▶ **Stated goal**
Your answer should be one number: how many lines of the records hold the string "Relative".

▶ **Materials provided**
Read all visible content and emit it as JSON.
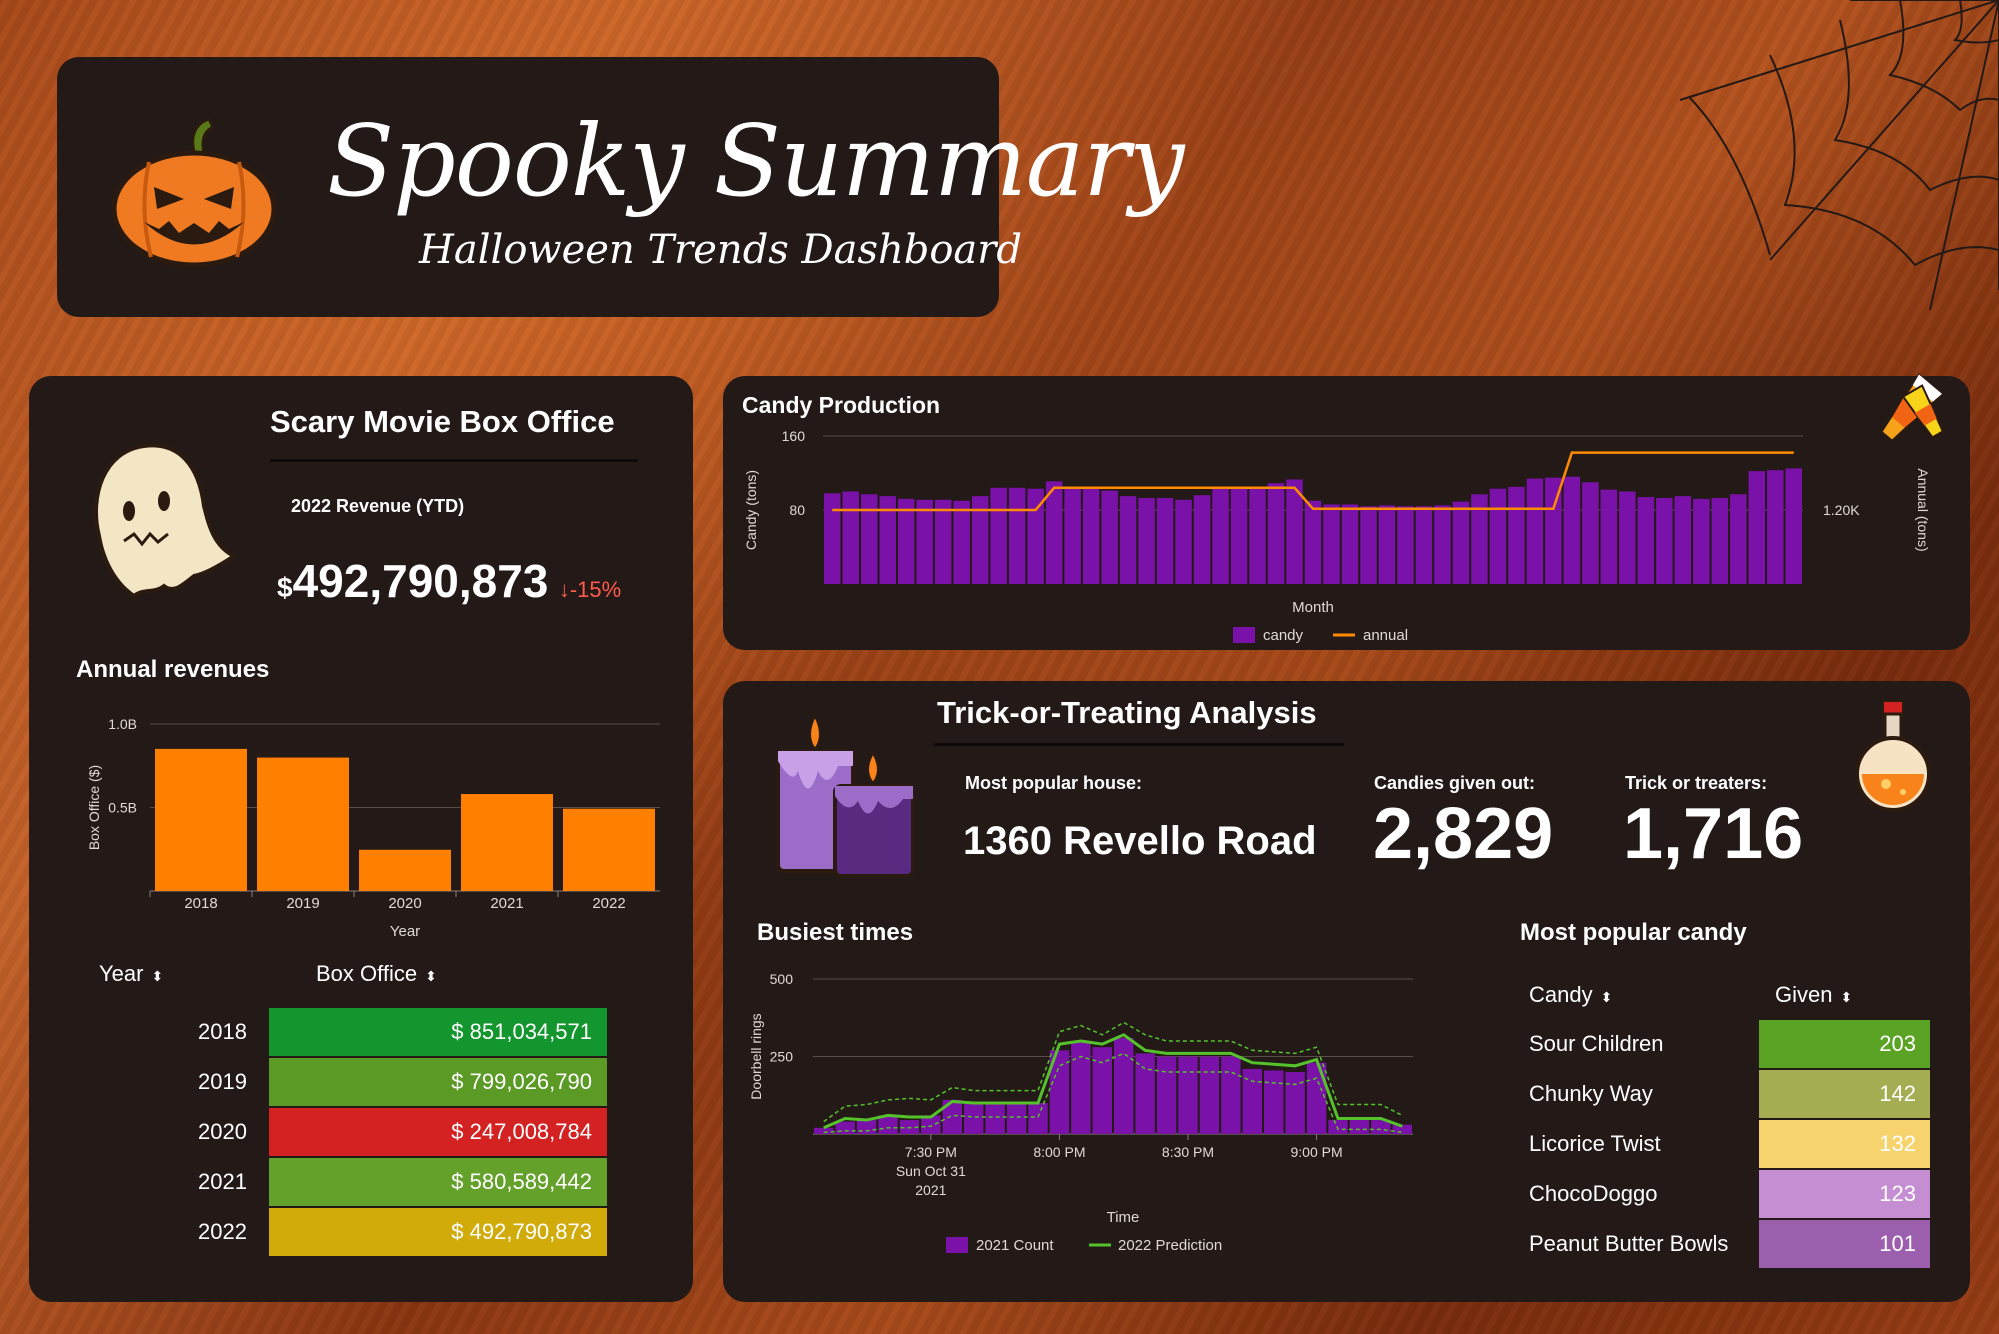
{
  "header": {
    "title": "Spooky Summary",
    "subtitle": "Halloween Trends Dashboard"
  },
  "box_office": {
    "title": "Scary Movie Box Office",
    "kpi_label": "2022 Revenue (YTD)",
    "currency": "$",
    "kpi_value": "492,790,873",
    "kpi_change": "-15%",
    "annual_title": "Annual revenues",
    "table_headers": {
      "year": "Year",
      "box_office": "Box Office"
    },
    "table_rows": [
      {
        "year": "2018",
        "value": "$ 851,034,571",
        "color": "#13962d"
      },
      {
        "year": "2019",
        "value": "$ 799,026,790",
        "color": "#5a9a25"
      },
      {
        "year": "2020",
        "value": "$ 247,008,784",
        "color": "#d42121"
      },
      {
        "year": "2021",
        "value": "$ 580,589,442",
        "color": "#63a12b"
      },
      {
        "year": "2022",
        "value": "$ 492,790,873",
        "color": "#d1ab0a"
      }
    ]
  },
  "trick": {
    "title": "Trick-or-Treating Analysis",
    "house_label": "Most popular house:",
    "house_value": "1360 Revello Road",
    "candies_label": "Candies given out:",
    "candies_value": "2,829",
    "treaters_label": "Trick or treaters:",
    "treaters_value": "1,716",
    "busiest_title": "Busiest times",
    "popular_title": "Most popular candy",
    "candy_headers": {
      "candy": "Candy",
      "given": "Given"
    },
    "candy_rows": [
      {
        "name": "Sour Children",
        "given": "203",
        "color": "#5aa325"
      },
      {
        "name": "Chunky Way",
        "given": "142",
        "color": "#a4ad52"
      },
      {
        "name": "Licorice Twist",
        "given": "132",
        "color": "#f7d36e"
      },
      {
        "name": "ChocoDoggo",
        "given": "123",
        "color": "#c58ed2"
      },
      {
        "name": "Peanut Butter Bowls",
        "given": "101",
        "color": "#9b5fad"
      }
    ]
  },
  "icons": [
    "pumpkin-icon",
    "ghost-icon",
    "spider-web-icon",
    "candy-corn-icon",
    "candles-icon",
    "potion-icon",
    "sort-icon",
    "down-arrow-icon"
  ],
  "colors": {
    "panel": "#231a18",
    "orange": "#ff7f00",
    "purple": "#7a11a8",
    "green": "#5ec22c",
    "negative": "#ff5a4a"
  },
  "chart_data": [
    {
      "id": "annual",
      "type": "bar",
      "categories": [
        "2018",
        "2019",
        "2020",
        "2021",
        "2022"
      ],
      "values": [
        851034571,
        799026790,
        247008784,
        580589442,
        492790873
      ],
      "xlabel": "Year",
      "ylabel": "Box Office ($)",
      "ylim": [
        0,
        1000000000
      ],
      "yticks": [
        {
          "v": 500000000,
          "label": "0.5B"
        },
        {
          "v": 1000000000,
          "label": "1.0B"
        }
      ],
      "grid": true,
      "color": "#ff7f00"
    },
    {
      "id": "candy",
      "type": "bar",
      "title": "Candy Production",
      "xlabel": "Month",
      "ylabel": "Candy (tons)",
      "y2label": "Annual (tons)",
      "ylim": [
        0,
        160
      ],
      "yticks": [
        80,
        160
      ],
      "y2lim": [
        0,
        2400
      ],
      "y2ticks": [
        {
          "v": 1200,
          "label": "1.20K"
        }
      ],
      "legend_position": "bottom",
      "series": [
        {
          "name": "candy",
          "type": "bar",
          "color": "#7a11a8",
          "values": [
            98,
            100,
            97,
            95,
            92,
            91,
            91,
            90,
            95,
            104,
            104,
            103,
            111,
            103,
            103,
            101,
            95,
            93,
            93,
            91,
            96,
            103,
            104,
            104,
            109,
            113,
            90,
            86,
            86,
            84,
            85,
            84,
            84,
            85,
            89,
            97,
            103,
            105,
            114,
            115,
            116,
            110,
            102,
            100,
            94,
            93,
            95,
            92,
            93,
            97,
            122,
            123,
            125
          ]
        },
        {
          "name": "annual",
          "type": "line",
          "color": "#ff8c00",
          "values": [
            1200,
            1200,
            1200,
            1200,
            1200,
            1200,
            1200,
            1200,
            1200,
            1200,
            1200,
            1200,
            1560,
            1560,
            1560,
            1560,
            1560,
            1560,
            1560,
            1560,
            1560,
            1560,
            1560,
            1560,
            1560,
            1560,
            1220,
            1220,
            1220,
            1220,
            1220,
            1220,
            1220,
            1220,
            1220,
            1220,
            1220,
            1220,
            1220,
            1220,
            2130,
            2130,
            2130,
            2130,
            2130,
            2130,
            2130,
            2130,
            2130,
            2130,
            2130,
            2130,
            2130
          ]
        }
      ]
    },
    {
      "id": "busiest",
      "type": "bar",
      "xlabel": "Time",
      "ylabel": "Doorbell rings",
      "ylim": [
        0,
        500
      ],
      "yticks": [
        250,
        500
      ],
      "xtick_labels": [
        {
          "i": 5,
          "lines": [
            "7:30 PM",
            "Sun Oct 31",
            "2021"
          ]
        },
        {
          "i": 11,
          "lines": [
            "8:00 PM"
          ]
        },
        {
          "i": 17,
          "lines": [
            "8:30 PM"
          ]
        },
        {
          "i": 23,
          "lines": [
            "9:00 PM"
          ]
        }
      ],
      "legend_position": "bottom",
      "series": [
        {
          "name": "2021 Count",
          "type": "bar",
          "color": "#7a11a8",
          "values": [
            20,
            40,
            45,
            60,
            45,
            60,
            110,
            100,
            100,
            100,
            100,
            270,
            300,
            280,
            310,
            260,
            250,
            250,
            250,
            250,
            210,
            205,
            200,
            230,
            45,
            45,
            45,
            30
          ]
        },
        {
          "name": "2022 Prediction",
          "type": "line",
          "color": "#55c22c",
          "values": [
            20,
            50,
            45,
            60,
            55,
            55,
            105,
            100,
            100,
            100,
            100,
            290,
            300,
            290,
            320,
            270,
            260,
            260,
            260,
            260,
            230,
            225,
            220,
            240,
            50,
            50,
            50,
            25
          ],
          "band_upper": [
            40,
            90,
            95,
            110,
            115,
            110,
            150,
            140,
            140,
            140,
            140,
            330,
            350,
            320,
            360,
            320,
            300,
            300,
            300,
            300,
            270,
            265,
            260,
            280,
            95,
            95,
            95,
            60
          ],
          "band_lower": [
            5,
            10,
            10,
            20,
            20,
            25,
            60,
            55,
            55,
            55,
            55,
            220,
            250,
            230,
            260,
            210,
            200,
            200,
            200,
            200,
            170,
            165,
            160,
            180,
            15,
            15,
            15,
            5
          ]
        }
      ]
    }
  ]
}
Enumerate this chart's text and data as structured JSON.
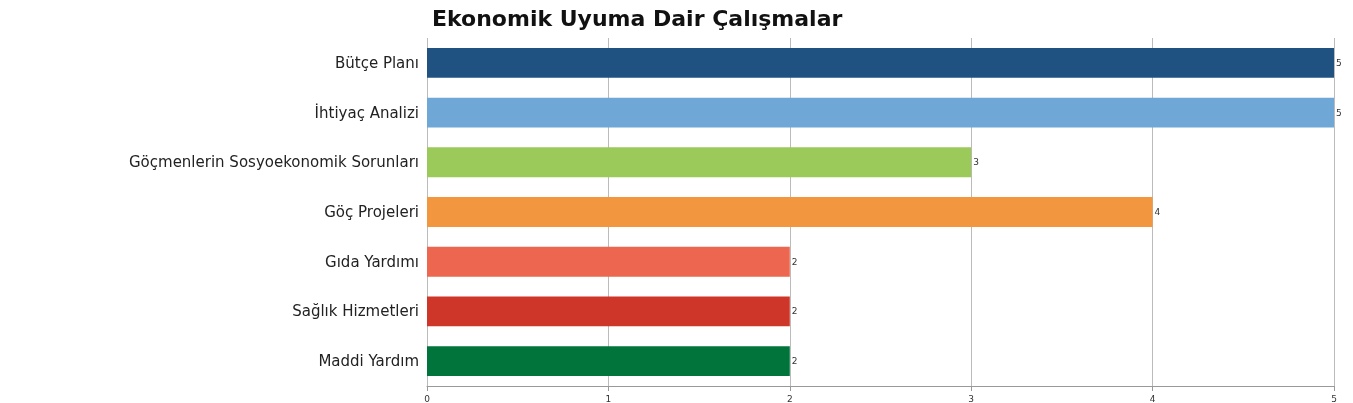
{
  "chart_data": {
    "type": "bar",
    "orientation": "horizontal",
    "title": "Ekonomik Uyuma Dair Çalışmalar",
    "categories": [
      "Bütçe Planı",
      "İhtiyaç Analizi",
      "Göçmenlerin Sosyoekonomik Sorunları",
      "Göç Projeleri",
      "Gıda Yardımı",
      "Sağlık Hizmetleri",
      "Maddi Yardım"
    ],
    "values": [
      5,
      5,
      3,
      4,
      2,
      2,
      2
    ],
    "colors": [
      "#1f5280",
      "#6fa8d6",
      "#9bc95a",
      "#f39640",
      "#ec6650",
      "#cd3628",
      "#00743a"
    ],
    "xlim": [
      0,
      5
    ],
    "xticks": [
      0,
      1,
      2,
      3,
      4,
      5
    ],
    "grid": "x",
    "data_labels": true
  }
}
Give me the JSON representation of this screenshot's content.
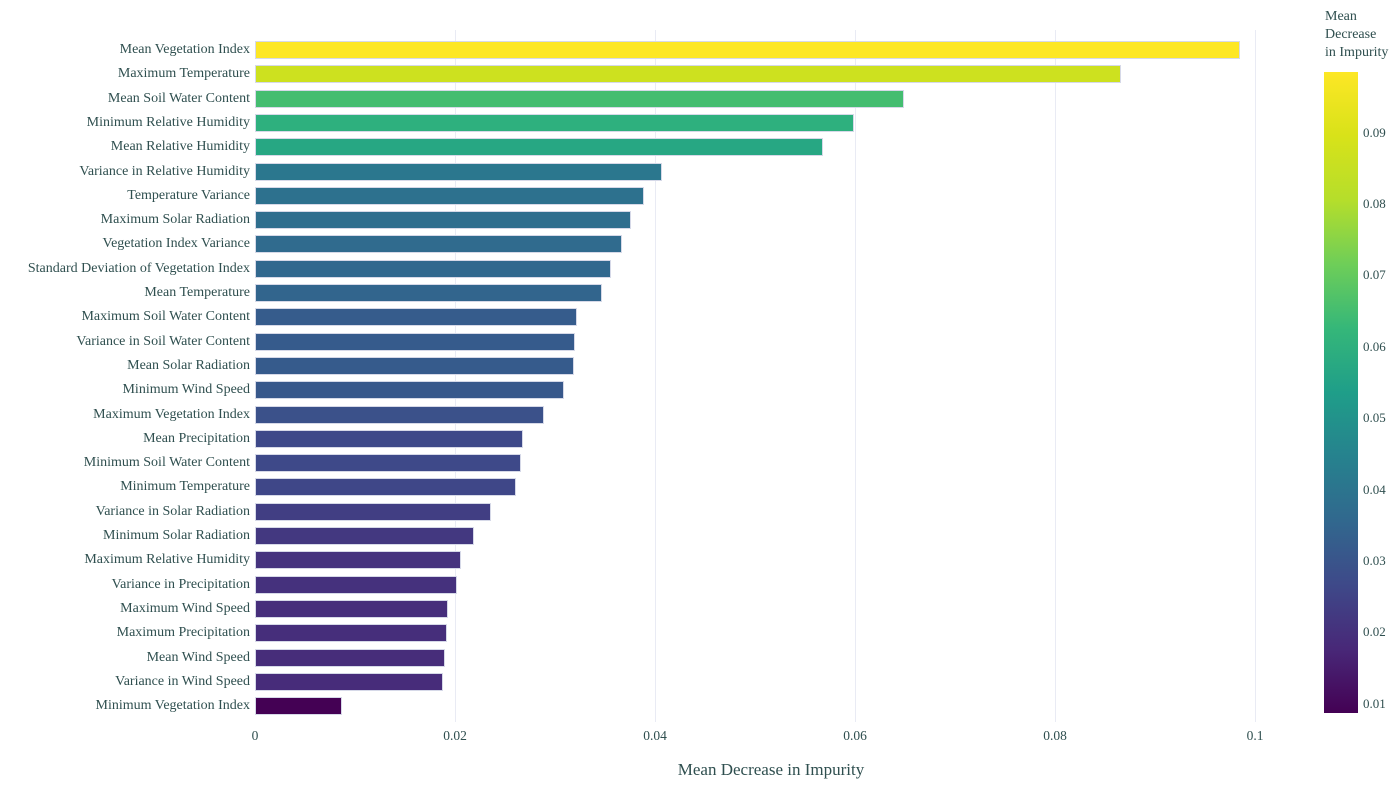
{
  "figure": {
    "x_axis_title": "Mean Decrease in Impurity",
    "x_tick_labels": [
      "0",
      "0.02",
      "0.04",
      "0.06",
      "0.08",
      "0.1"
    ],
    "colorbar": {
      "title_lines": [
        "Mean",
        "Decrease",
        "in Impurity"
      ],
      "tick_labels": [
        "0.09",
        "0.08",
        "0.07",
        "0.06",
        "0.05",
        "0.04",
        "0.03",
        "0.02",
        "0.01"
      ]
    }
  },
  "chart_data": {
    "type": "bar",
    "orientation": "horizontal",
    "title": "",
    "xlabel": "Mean Decrease in Impurity",
    "ylabel": "",
    "sort": "descending",
    "grid": "vertical-only",
    "legend_position": "none",
    "colormap": "viridis",
    "color_min": 0.0087,
    "color_max": 0.0985,
    "xlim": [
      0,
      0.1034
    ],
    "x_ticks": [
      0,
      0.02,
      0.04,
      0.06,
      0.08,
      0.1
    ],
    "categories": [
      "Mean Vegetation Index",
      "Maximum Temperature",
      "Mean Soil Water Content",
      "Minimum Relative Humidity",
      "Mean Relative Humidity",
      "Variance in Relative Humidity",
      "Temperature Variance",
      "Maximum Solar Radiation",
      "Vegetation Index Variance",
      "Standard Deviation of Vegetation Index",
      "Mean Temperature",
      "Maximum Soil Water Content",
      "Variance in Soil Water Content",
      "Mean Solar Radiation",
      "Minimum Wind Speed",
      "Maximum Vegetation Index",
      "Mean Precipitation",
      "Minimum Soil Water Content",
      "Minimum Temperature",
      "Variance in Solar Radiation",
      "Minimum Solar Radiation",
      "Maximum Relative Humidity",
      "Variance in Precipitation",
      "Maximum Wind Speed",
      "Maximum Precipitation",
      "Mean Wind Speed",
      "Variance in Wind Speed",
      "Minimum Vegetation Index"
    ],
    "values": [
      0.0985,
      0.0866,
      0.0649,
      0.0599,
      0.0568,
      0.0407,
      0.0389,
      0.0376,
      0.0367,
      0.0356,
      0.0347,
      0.0322,
      0.032,
      0.0319,
      0.0309,
      0.0289,
      0.0268,
      0.0266,
      0.0261,
      0.0236,
      0.0219,
      0.0206,
      0.0202,
      0.0193,
      0.0192,
      0.019,
      0.0188,
      0.0087
    ],
    "colorbar": {
      "title": "Mean Decrease in Impurity",
      "position": "right",
      "ticks": [
        0.09,
        0.08,
        0.07,
        0.06,
        0.05,
        0.04,
        0.03,
        0.02,
        0.01
      ]
    }
  },
  "style": {
    "background": "#ffffff",
    "text_color": "#2f4f4f",
    "gridline_color": "#e9ebf4",
    "bar_border_color": "#d6d9e8",
    "viridis_stops": [
      [
        0.0,
        "#440154"
      ],
      [
        0.1,
        "#482878"
      ],
      [
        0.2,
        "#3e4989"
      ],
      [
        0.3,
        "#31688e"
      ],
      [
        0.4,
        "#26828e"
      ],
      [
        0.5,
        "#1f9e89"
      ],
      [
        0.6,
        "#35b779"
      ],
      [
        0.7,
        "#6ece58"
      ],
      [
        0.8,
        "#b5de2b"
      ],
      [
        0.9,
        "#d8e219"
      ],
      [
        1.0,
        "#fde725"
      ]
    ]
  }
}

▶ **Response**
4